* **PROBLEM STATEMENT**: Revise the records below so that every "Update schedule" reads "Refresh interval", leaving everything else unchanged and leaving out the pictures.

[Records from a dataset]
────────────────

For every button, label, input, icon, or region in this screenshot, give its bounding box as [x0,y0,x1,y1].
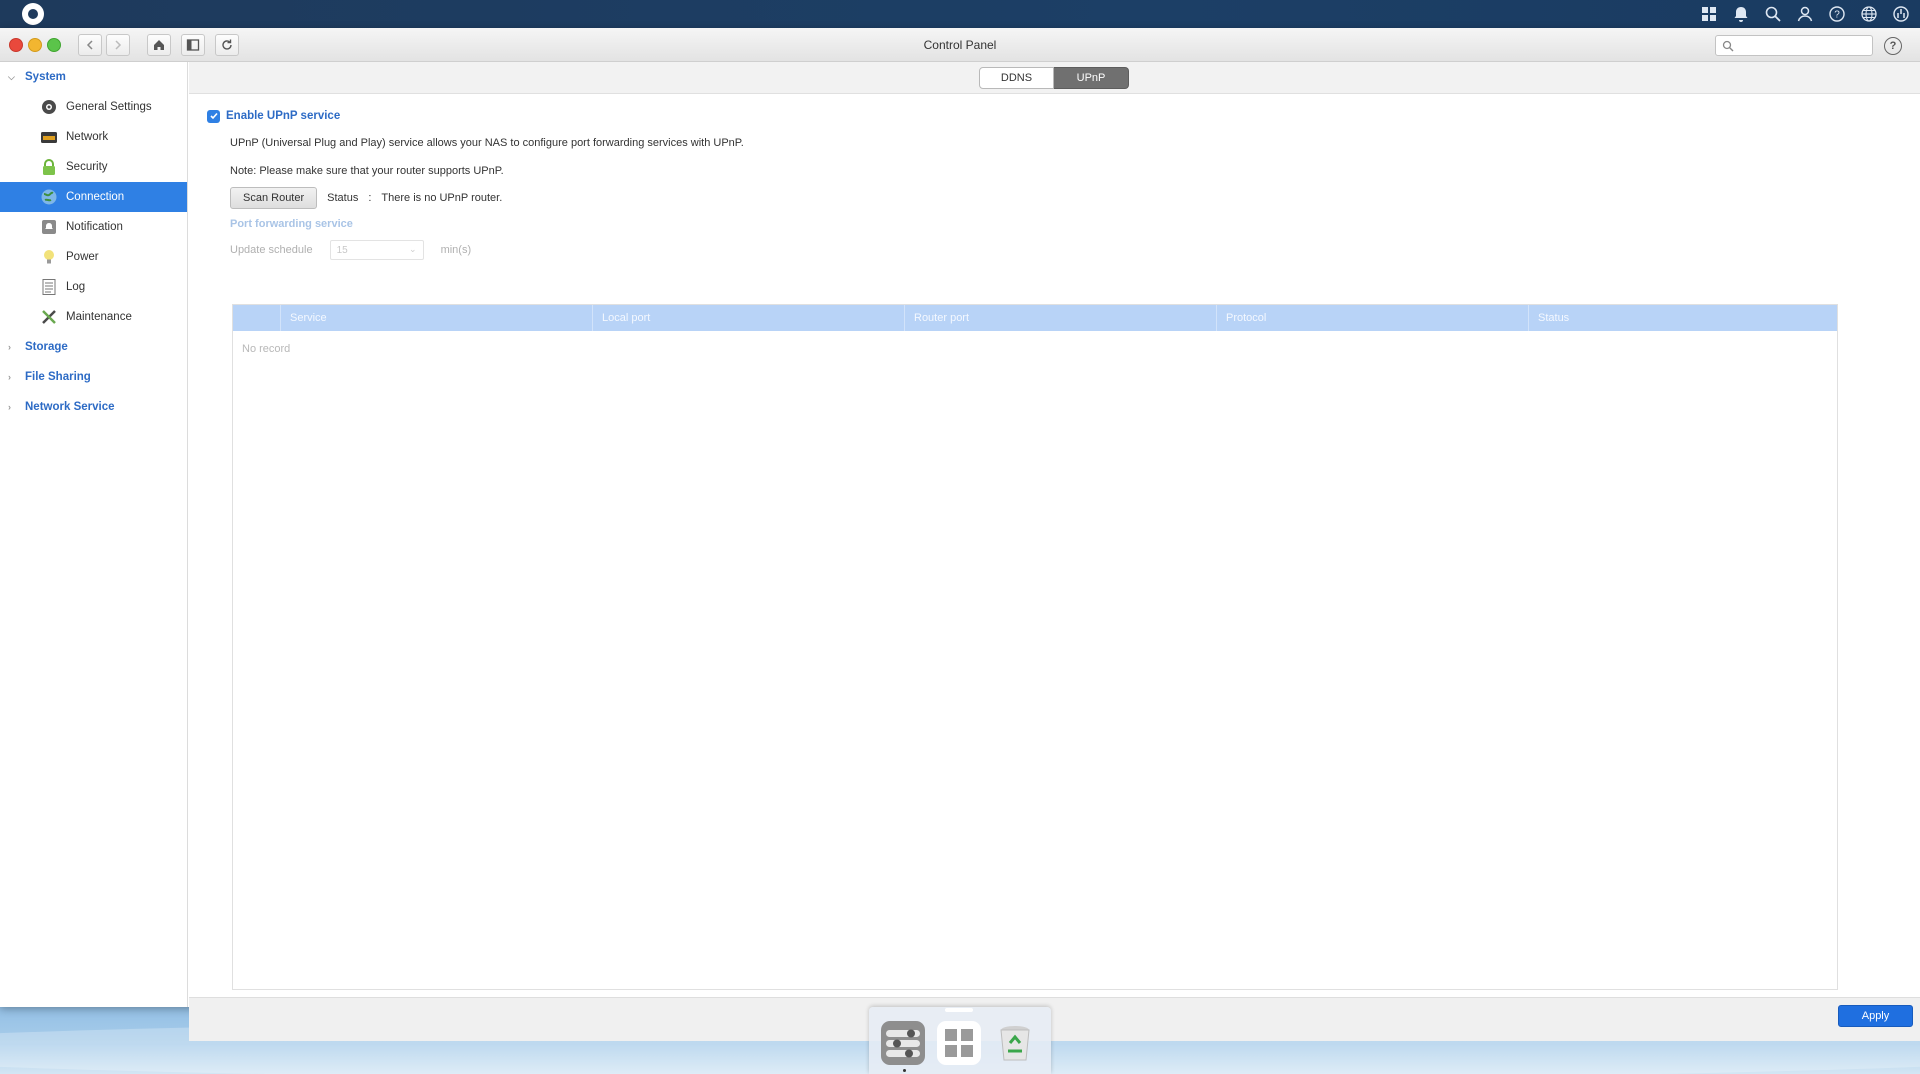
search-icon [1722,40,1734,51]
enable-upnp-label[interactable]: Enable UPnP service [226,110,340,122]
chevron-right-icon: › [8,342,11,352]
network-icon [40,128,58,146]
update-schedule-label: Update schedule [230,244,313,256]
help-button[interactable]: ? [1884,37,1902,55]
control-panel-window: Control Panel ? ⌵ System General Setting… [0,28,1920,1041]
globe-icon[interactable] [1860,5,1878,23]
dock-marker [945,1008,973,1012]
column-header-service[interactable]: Service [281,305,593,331]
sidebar-group-label: System [25,71,66,83]
tools-icon [40,308,58,326]
sidebar-group-file-sharing[interactable]: › File Sharing [0,362,187,392]
globe-connection-icon [40,188,58,206]
window-title: Control Panel [923,38,997,52]
dashboard-gauge-icon[interactable] [1892,5,1910,23]
sidebar: ⌵ System General Settings Network Securi… [0,62,188,1007]
chevron-down-icon: ⌄ [409,244,417,254]
control-panel-dock-icon[interactable] [881,1021,925,1065]
notification-icon [40,218,58,236]
column-header-router-port[interactable]: Router port [905,305,1217,331]
qnap-logo-icon[interactable] [22,3,44,25]
enable-upnp-checkbox[interactable] [207,109,220,123]
sidebar-group-system[interactable]: ⌵ System [0,62,187,92]
user-icon[interactable] [1796,5,1814,23]
table-header: Service Local port Router port Protocol … [233,305,1837,331]
system-topbar: ? [0,0,1920,28]
update-schedule-unit: min(s) [440,244,472,256]
sidebar-group-storage[interactable]: › Storage [0,332,187,362]
help-icon[interactable]: ? [1828,5,1846,23]
apps-grid-icon[interactable] [1700,5,1718,23]
sidebar-item-network[interactable]: Network [0,122,187,152]
status-value: There is no UPnP router. [381,192,503,204]
sidebar-item-maintenance[interactable]: Maintenance [0,302,187,332]
svg-text:?: ? [1834,10,1840,21]
sidebar-item-label: Connection [66,191,125,203]
sidebar-group-network-service[interactable]: › Network Service [0,392,187,422]
search-input[interactable] [1738,39,1868,52]
search-icon[interactable] [1764,5,1782,23]
column-header-protocol[interactable]: Protocol [1217,305,1529,331]
sidebar-item-label: General Settings [66,101,152,113]
tab-upnp[interactable]: UPnP [1054,67,1129,89]
chevron-down-icon: ⌵ [8,71,15,82]
sidebar-item-notification[interactable]: Notification [0,212,187,242]
footer-bar: Apply [189,997,1920,1041]
column-header-local-port[interactable]: Local port [593,305,905,331]
search-field[interactable] [1715,35,1873,56]
chevron-right-icon: › [8,402,11,412]
scan-router-button[interactable]: Scan Router [230,187,318,209]
update-schedule-value: 15 [336,244,348,256]
upnp-description: UPnP (Universal Plug and Play) service a… [230,137,744,149]
sidebar-item-label: Notification [66,221,123,233]
sidebar-item-label: Network [66,131,109,143]
sidebar-item-general-settings[interactable]: General Settings [0,92,187,122]
running-indicator [903,1069,906,1072]
tab-ddns[interactable]: DDNS [979,67,1054,89]
sidebar-item-label: Log [66,281,86,293]
apply-button[interactable]: Apply [1838,1005,1913,1027]
app-center-dock-icon[interactable] [937,1021,981,1065]
upnp-note: Note: Please make sure that your router … [230,165,504,177]
sidebar-group-label: Storage [25,341,68,353]
update-schedule-select[interactable]: 15 ⌄ [329,240,424,260]
sidebar-group-label: Network Service [25,401,115,413]
sidebar-item-label: Security [66,161,108,173]
lock-icon [40,158,58,176]
port-forwarding-title: Port forwarding service [230,218,353,230]
sidebar-group-label: File Sharing [25,371,91,383]
status-label: Status [327,192,359,204]
sidebar-item-connection[interactable]: Connection [0,182,187,212]
sidebar-item-security[interactable]: Security [0,152,187,182]
bell-icon[interactable] [1732,5,1750,23]
table-empty-message: No record [242,343,291,355]
window-titlebar: Control Panel ? [0,28,1920,62]
sidebar-item-log[interactable]: Log [0,272,187,302]
table-header-select[interactable] [233,305,281,331]
sidebar-item-label: Power [66,251,99,263]
port-forwarding-table: Service Local port Router port Protocol … [232,304,1838,990]
column-header-status[interactable]: Status [1529,305,1837,331]
chevron-right-icon: › [8,372,11,382]
tab-bar: DDNS UPnP [189,62,1920,94]
sidebar-item-power[interactable]: Power [0,242,187,272]
status-separator: : [368,192,372,204]
checkmark-icon [209,112,218,120]
log-icon [40,278,58,296]
dock [869,1007,1051,1074]
settings-gear-icon [40,98,58,116]
main-panel: DDNS UPnP Enable UPnP service UPnP (Univ… [189,62,1920,1041]
upnp-settings: Enable UPnP service UPnP (Universal Plug… [207,106,1920,260]
sidebar-item-label: Maintenance [66,311,132,323]
recycle-bin-dock-icon[interactable] [993,1021,1037,1065]
lightbulb-icon [40,248,58,266]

────────────────

* **RESPONSE**:
For every button, label, input, icon, or region in this screenshot, give its bounding box as [x0,y0,x1,y1].
search-icon [1722,40,1734,51]
enable-upnp-label[interactable]: Enable UPnP service [226,110,340,122]
chevron-right-icon: › [8,342,11,352]
network-icon [40,128,58,146]
update-schedule-label: Refresh interval [230,244,313,256]
help-button[interactable]: ? [1884,37,1902,55]
control-panel-window: Control Panel ? ⌵ System General Setting… [0,28,1920,1041]
globe-icon[interactable] [1860,5,1878,23]
dock-marker [945,1008,973,1012]
column-header-service[interactable]: Service [281,305,593,331]
sidebar-group-label: System [25,71,66,83]
tools-icon [40,308,58,326]
sidebar-group-file-sharing[interactable]: › File Sharing [0,362,187,392]
globe-connection-icon [40,188,58,206]
window-title: Control Panel [923,38,997,52]
dashboard-gauge-icon[interactable] [1892,5,1910,23]
sidebar: ⌵ System General Settings Network Securi… [0,62,188,1007]
chevron-down-icon: ⌄ [409,244,417,254]
control-panel-dock-icon[interactable] [881,1021,925,1065]
notification-icon [40,218,58,236]
column-header-router-port[interactable]: Router port [905,305,1217,331]
qnap-logo-icon[interactable] [22,3,44,25]
enable-upnp-checkbox[interactable] [207,109,220,123]
sidebar-group-system[interactable]: ⌵ System [0,62,187,92]
user-icon[interactable] [1796,5,1814,23]
table-header: Service Local port Router port Protocol … [233,305,1837,331]
system-topbar: ? [0,0,1920,28]
update-schedule-unit: min(s) [440,244,472,256]
sidebar-group-storage[interactable]: › Storage [0,332,187,362]
help-icon[interactable]: ? [1828,5,1846,23]
apps-grid-icon[interactable] [1700,5,1718,23]
sidebar-item-network[interactable]: Network [0,122,187,152]
status-value: There is no UPnP router. [381,192,503,204]
sidebar-item-maintenance[interactable]: Maintenance [0,302,187,332]
svg-text:?: ? [1834,10,1840,21]
sidebar-item-label: Connection [66,191,125,203]
sidebar-group-network-service[interactable]: › Network Service [0,392,187,422]
search-input[interactable] [1738,39,1868,52]
search-icon[interactable] [1764,5,1782,23]
column-header-protocol[interactable]: Protocol [1217,305,1529,331]
sidebar-item-label: General Settings [66,101,152,113]
tab-upnp[interactable]: UPnP [1054,67,1129,89]
chevron-down-icon: ⌵ [8,71,15,82]
sidebar-item-notification[interactable]: Notification [0,212,187,242]
footer-bar: Apply [189,997,1920,1041]
column-header-local-port[interactable]: Local port [593,305,905,331]
search-field[interactable] [1715,35,1873,56]
chevron-right-icon: › [8,402,11,412]
scan-router-button[interactable]: Scan Router [230,187,318,209]
update-schedule-value: 15 [336,244,348,256]
upnp-description: UPnP (Universal Plug and Play) service a… [230,137,744,149]
sidebar-item-label: Notification [66,221,123,233]
sidebar-item-label: Network [66,131,109,143]
sidebar-item-general-settings[interactable]: General Settings [0,92,187,122]
running-indicator [903,1069,906,1072]
tab-ddns[interactable]: DDNS [979,67,1054,89]
sidebar-item-label: Log [66,281,86,293]
apply-button[interactable]: Apply [1838,1005,1913,1027]
app-center-dock-icon[interactable] [937,1021,981,1065]
upnp-note: Note: Please make sure that your router … [230,165,504,177]
sidebar-group-label: Storage [25,341,68,353]
update-schedule-select[interactable]: 15 ⌄ [329,240,424,260]
sidebar-group-label: Network Service [25,401,115,413]
sidebar-item-label: Security [66,161,108,173]
lock-icon [40,158,58,176]
port-forwarding-title: Port forwarding service [230,218,353,230]
sidebar-group-label: File Sharing [25,371,91,383]
status-label: Status [327,192,359,204]
sidebar-item-connection[interactable]: Connection [0,182,187,212]
sidebar-item-security[interactable]: Security [0,152,187,182]
bell-icon[interactable] [1732,5,1750,23]
table-empty-message: No record [242,343,291,355]
window-titlebar: Control Panel ? [0,28,1920,62]
sidebar-item-log[interactable]: Log [0,272,187,302]
table-header-select[interactable] [233,305,281,331]
sidebar-item-label: Power [66,251,99,263]
port-forwarding-table: Service Local port Router port Protocol … [232,304,1838,990]
column-header-status[interactable]: Status [1529,305,1837,331]
chevron-right-icon: › [8,372,11,382]
tab-bar: DDNS UPnP [189,62,1920,94]
sidebar-item-power[interactable]: Power [0,242,187,272]
status-separator: : [368,192,372,204]
checkmark-icon [209,112,218,120]
log-icon [40,278,58,296]
dock [869,1007,1051,1074]
settings-gear-icon [40,98,58,116]
main-panel: DDNS UPnP Enable UPnP service UPnP (Univ… [189,62,1920,1041]
upnp-settings: Enable UPnP service UPnP (Universal Plug… [207,106,1920,260]
sidebar-item-label: Maintenance [66,311,132,323]
recycle-bin-dock-icon[interactable] [993,1021,1037,1065]
lightbulb-icon [40,248,58,266]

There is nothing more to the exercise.